**Data for the task**
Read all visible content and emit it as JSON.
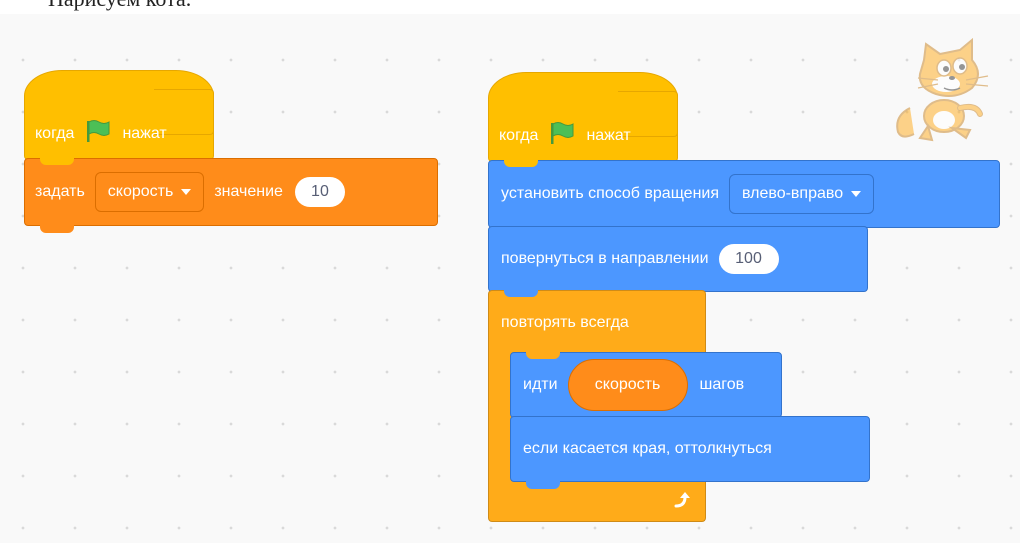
{
  "header": {
    "text": "Нарисуем кота."
  },
  "script1": {
    "hat": {
      "when": "когда",
      "clicked": "нажат",
      "icon": "green-flag-icon"
    },
    "set_block": {
      "set": "задать",
      "variable": "скорость",
      "to": "значение",
      "value": "10"
    }
  },
  "script2": {
    "hat": {
      "when": "когда",
      "clicked": "нажат",
      "icon": "green-flag-icon"
    },
    "rotation": {
      "label": "установить способ вращения",
      "style": "влево-вправо"
    },
    "point": {
      "label": "повернуться в направлении",
      "value": "100"
    },
    "forever": {
      "label": "повторять всегда",
      "icon": "loop-arrow-icon"
    },
    "move": {
      "label": "идти",
      "reporter": "скорость",
      "steps": "шагов"
    },
    "bounce": {
      "label": "если касается края, оттолкнуться"
    }
  },
  "sprite": {
    "icon": "scratch-cat-icon"
  },
  "colors": {
    "events": "#ffbf00",
    "motion": "#4c97ff",
    "variables": "#ff8c1a",
    "control": "#ffab19",
    "flag": "#4cbf56"
  }
}
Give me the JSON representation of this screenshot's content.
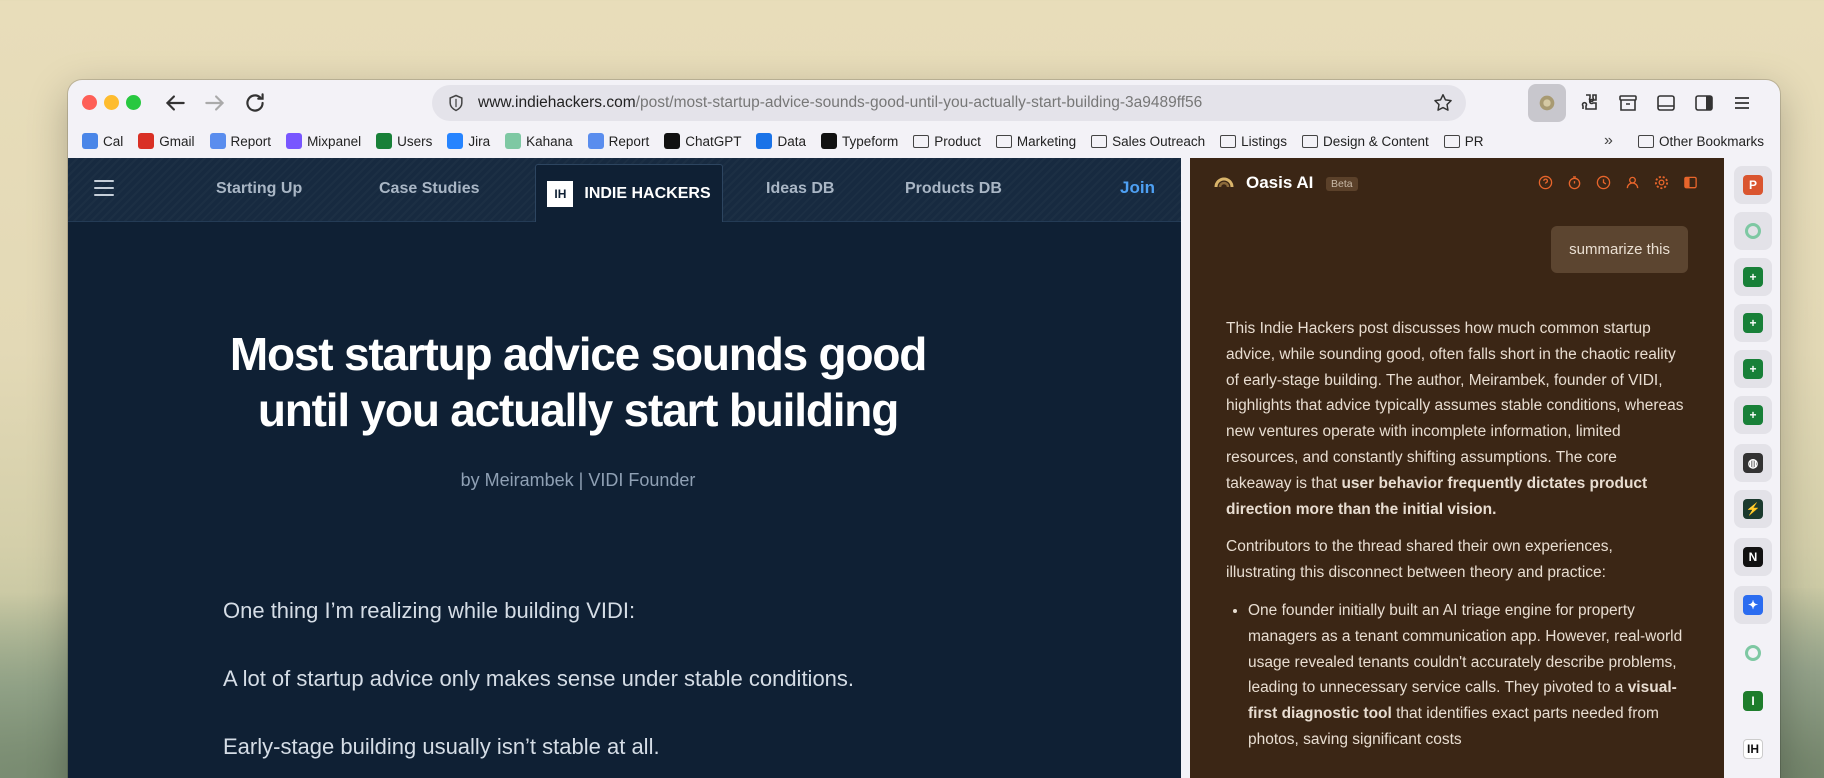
{
  "browser": {
    "url_host": "www.indiehackers.com",
    "url_path": "/post/most-startup-advice-sounds-good-until-you-actually-start-building-3a9489ff56"
  },
  "bookmarks": [
    {
      "label": "Cal",
      "icon": "calendar-icon",
      "color": "#4a86e8"
    },
    {
      "label": "Gmail",
      "icon": "gmail-icon",
      "color": "#d93025"
    },
    {
      "label": "Report",
      "icon": "report-icon",
      "color": "#5a8dee"
    },
    {
      "label": "Mixpanel",
      "icon": "mixpanel-icon",
      "color": "#7856ff"
    },
    {
      "label": "Users",
      "icon": "sheets-icon",
      "color": "#188038"
    },
    {
      "label": "Jira",
      "icon": "jira-icon",
      "color": "#2684ff"
    },
    {
      "label": "Kahana",
      "icon": "kahana-icon",
      "color": "#7ec8a3"
    },
    {
      "label": "Report",
      "icon": "report-icon",
      "color": "#5a8dee"
    },
    {
      "label": "ChatGPT",
      "icon": "chatgpt-icon",
      "color": "#111111"
    },
    {
      "label": "Data",
      "icon": "data-icon",
      "color": "#1a73e8"
    },
    {
      "label": "Typeform",
      "icon": "typeform-icon",
      "color": "#111111"
    },
    {
      "label": "Product",
      "icon": "folder-icon"
    },
    {
      "label": "Marketing",
      "icon": "folder-icon"
    },
    {
      "label": "Sales Outreach",
      "icon": "folder-icon"
    },
    {
      "label": "Listings",
      "icon": "folder-icon"
    },
    {
      "label": "Design & Content",
      "icon": "folder-icon"
    },
    {
      "label": "PR",
      "icon": "folder-icon"
    }
  ],
  "other_bookmarks": "Other Bookmarks",
  "site_nav": {
    "links": [
      "Starting Up",
      "Case Studies",
      "Ideas DB",
      "Products DB"
    ],
    "brand_logo": "IH",
    "brand": "INDIE HACKERS",
    "join": "Join"
  },
  "article": {
    "title": "Most startup advice sounds good until you actually start building",
    "byline": "by Meirambek | VIDI Founder",
    "paragraphs": [
      "One thing I’m realizing while building VIDI:",
      "A lot of startup advice only makes sense under stable conditions.",
      "Early-stage building usually isn’t stable at all."
    ]
  },
  "assistant": {
    "name": "Oasis AI",
    "badge": "Beta",
    "user_message": "summarize this",
    "reply_p1_start": "This Indie Hackers post discusses how much common startup advice, while sounding good, often falls short in the chaotic reality of early-stage building. The author, Meirambek, founder of VIDI, highlights that advice typically assumes stable conditions, whereas new ventures operate with incomplete information, limited resources, and constantly shifting assumptions. The core takeaway is that ",
    "reply_p1_bold": "user behavior frequently dictates product direction more than the initial vision.",
    "reply_p2": "Contributors to the thread shared their own experiences, illustrating this disconnect between theory and practice:",
    "bullet1_start": "One founder initially built an AI triage engine for property managers as a tenant communication app. However, real-world usage revealed tenants couldn't accurately describe problems, leading to unnecessary service calls. They pivoted to a ",
    "bullet1_bold": "visual-first diagnostic tool",
    "bullet1_end": " that identifies exact parts needed from photos, saving significant costs",
    "accent_color": "#e8652b"
  },
  "rail": [
    {
      "name": "product-hunt-icon",
      "color": "#da552f",
      "glyph": "P"
    },
    {
      "name": "kahana-icon",
      "color": "#7ec8a3",
      "glyph": ""
    },
    {
      "name": "sheets-icon",
      "color": "#188038",
      "glyph": "+"
    },
    {
      "name": "sheets-icon",
      "color": "#188038",
      "glyph": "+"
    },
    {
      "name": "sheets-icon",
      "color": "#188038",
      "glyph": "+"
    },
    {
      "name": "sheets-icon",
      "color": "#188038",
      "glyph": "+"
    },
    {
      "name": "globe-icon",
      "color": "#333333",
      "glyph": "◍"
    },
    {
      "name": "activity-icon",
      "color": "#1b3a2e",
      "glyph": "⚡"
    },
    {
      "name": "notion-icon",
      "color": "#111111",
      "glyph": "N"
    },
    {
      "name": "plugin-icon",
      "color": "#2b6cf0",
      "glyph": "✦"
    },
    {
      "name": "kahana-icon",
      "color": "#7ec8a3",
      "glyph": ""
    },
    {
      "name": "green-app-icon",
      "color": "#1e7d2c",
      "glyph": "I"
    },
    {
      "name": "indiehackers-icon",
      "color": "#ffffff",
      "glyph": "IH"
    }
  ]
}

**Exercise goal**
Quote everything in the listing above exactly; pictures are the only thing to omit.

**Complete response**
Read all visible content and emit it as JSON.
{
  "header": {
    "text": "Нарисуем кота."
  },
  "script1": {
    "hat": {
      "when": "когда",
      "clicked": "нажат",
      "icon": "green-flag-icon"
    },
    "set_block": {
      "set": "задать",
      "variable": "скорость",
      "to": "значение",
      "value": "10"
    }
  },
  "script2": {
    "hat": {
      "when": "когда",
      "clicked": "нажат",
      "icon": "green-flag-icon"
    },
    "rotation": {
      "label": "установить способ вращения",
      "style": "влево-вправо"
    },
    "point": {
      "label": "повернуться в направлении",
      "value": "100"
    },
    "forever": {
      "label": "повторять всегда",
      "icon": "loop-arrow-icon"
    },
    "move": {
      "label": "идти",
      "reporter": "скорость",
      "steps": "шагов"
    },
    "bounce": {
      "label": "если касается края, оттолкнуться"
    }
  },
  "sprite": {
    "icon": "scratch-cat-icon"
  },
  "colors": {
    "events": "#ffbf00",
    "motion": "#4c97ff",
    "variables": "#ff8c1a",
    "control": "#ffab19",
    "flag": "#4cbf56"
  }
}
Give me the JSON representation of this screenshot's content.
{
  "browser": {
    "url_host": "www.indiehackers.com",
    "url_path": "/post/most-startup-advice-sounds-good-until-you-actually-start-building-3a9489ff56"
  },
  "bookmarks": [
    {
      "label": "Cal",
      "icon": "calendar-icon",
      "color": "#4a86e8"
    },
    {
      "label": "Gmail",
      "icon": "gmail-icon",
      "color": "#d93025"
    },
    {
      "label": "Report",
      "icon": "report-icon",
      "color": "#5a8dee"
    },
    {
      "label": "Mixpanel",
      "icon": "mixpanel-icon",
      "color": "#7856ff"
    },
    {
      "label": "Users",
      "icon": "sheets-icon",
      "color": "#188038"
    },
    {
      "label": "Jira",
      "icon": "jira-icon",
      "color": "#2684ff"
    },
    {
      "label": "Kahana",
      "icon": "kahana-icon",
      "color": "#7ec8a3"
    },
    {
      "label": "Report",
      "icon": "report-icon",
      "color": "#5a8dee"
    },
    {
      "label": "ChatGPT",
      "icon": "chatgpt-icon",
      "color": "#111111"
    },
    {
      "label": "Data",
      "icon": "data-icon",
      "color": "#1a73e8"
    },
    {
      "label": "Typeform",
      "icon": "typeform-icon",
      "color": "#111111"
    },
    {
      "label": "Product",
      "icon": "folder-icon"
    },
    {
      "label": "Marketing",
      "icon": "folder-icon"
    },
    {
      "label": "Sales Outreach",
      "icon": "folder-icon"
    },
    {
      "label": "Listings",
      "icon": "folder-icon"
    },
    {
      "label": "Design & Content",
      "icon": "folder-icon"
    },
    {
      "label": "PR",
      "icon": "folder-icon"
    }
  ],
  "other_bookmarks": "Other Bookmarks",
  "site_nav": {
    "links": [
      "Starting Up",
      "Case Studies",
      "Ideas DB",
      "Products DB"
    ],
    "brand_logo": "IH",
    "brand": "INDIE HACKERS",
    "join": "Join"
  },
  "article": {
    "title": "Most startup advice sounds good until you actually start building",
    "byline": "by Meirambek | VIDI Founder",
    "paragraphs": [
      "One thing I’m realizing while building VIDI:",
      "A lot of startup advice only makes sense under stable conditions.",
      "Early-stage building usually isn’t stable at all."
    ]
  },
  "assistant": {
    "name": "Oasis AI",
    "badge": "Beta",
    "user_message": "summarize this",
    "reply_p1_start": "This Indie Hackers post discusses how much common startup advice, while sounding good, often falls short in the chaotic reality of early-stage building. The author, Meirambek, founder of VIDI, highlights that advice typically assumes stable conditions, whereas new ventures operate with incomplete information, limited resources, and constantly shifting assumptions. The core takeaway is that ",
    "reply_p1_bold": "user behavior frequently dictates product direction more than the initial vision.",
    "reply_p2": "Contributors to the thread shared their own experiences, illustrating this disconnect between theory and practice:",
    "bullet1_start": "One founder initially built an AI triage engine for property managers as a tenant communication app. However, real-world usage revealed tenants couldn't accurately describe problems, leading to unnecessary service calls. They pivoted to a ",
    "bullet1_bold": "visual-first diagnostic tool",
    "bullet1_end": " that identifies exact parts needed from photos, saving significant costs",
    "accent_color": "#e8652b"
  },
  "rail": [
    {
      "name": "product-hunt-icon",
      "color": "#da552f",
      "glyph": "P"
    },
    {
      "name": "kahana-icon",
      "color": "#7ec8a3",
      "glyph": ""
    },
    {
      "name": "sheets-icon",
      "color": "#188038",
      "glyph": "+"
    },
    {
      "name": "sheets-icon",
      "color": "#188038",
      "glyph": "+"
    },
    {
      "name": "sheets-icon",
      "color": "#188038",
      "glyph": "+"
    },
    {
      "name": "sheets-icon",
      "color": "#188038",
      "glyph": "+"
    },
    {
      "name": "globe-icon",
      "color": "#333333",
      "glyph": "◍"
    },
    {
      "name": "activity-icon",
      "color": "#1b3a2e",
      "glyph": "⚡"
    },
    {
      "name": "notion-icon",
      "color": "#111111",
      "glyph": "N"
    },
    {
      "name": "plugin-icon",
      "color": "#2b6cf0",
      "glyph": "✦"
    },
    {
      "name": "kahana-icon",
      "color": "#7ec8a3",
      "glyph": ""
    },
    {
      "name": "green-app-icon",
      "color": "#1e7d2c",
      "glyph": "I"
    },
    {
      "name": "indiehackers-icon",
      "color": "#ffffff",
      "glyph": "IH"
    }
  ]
}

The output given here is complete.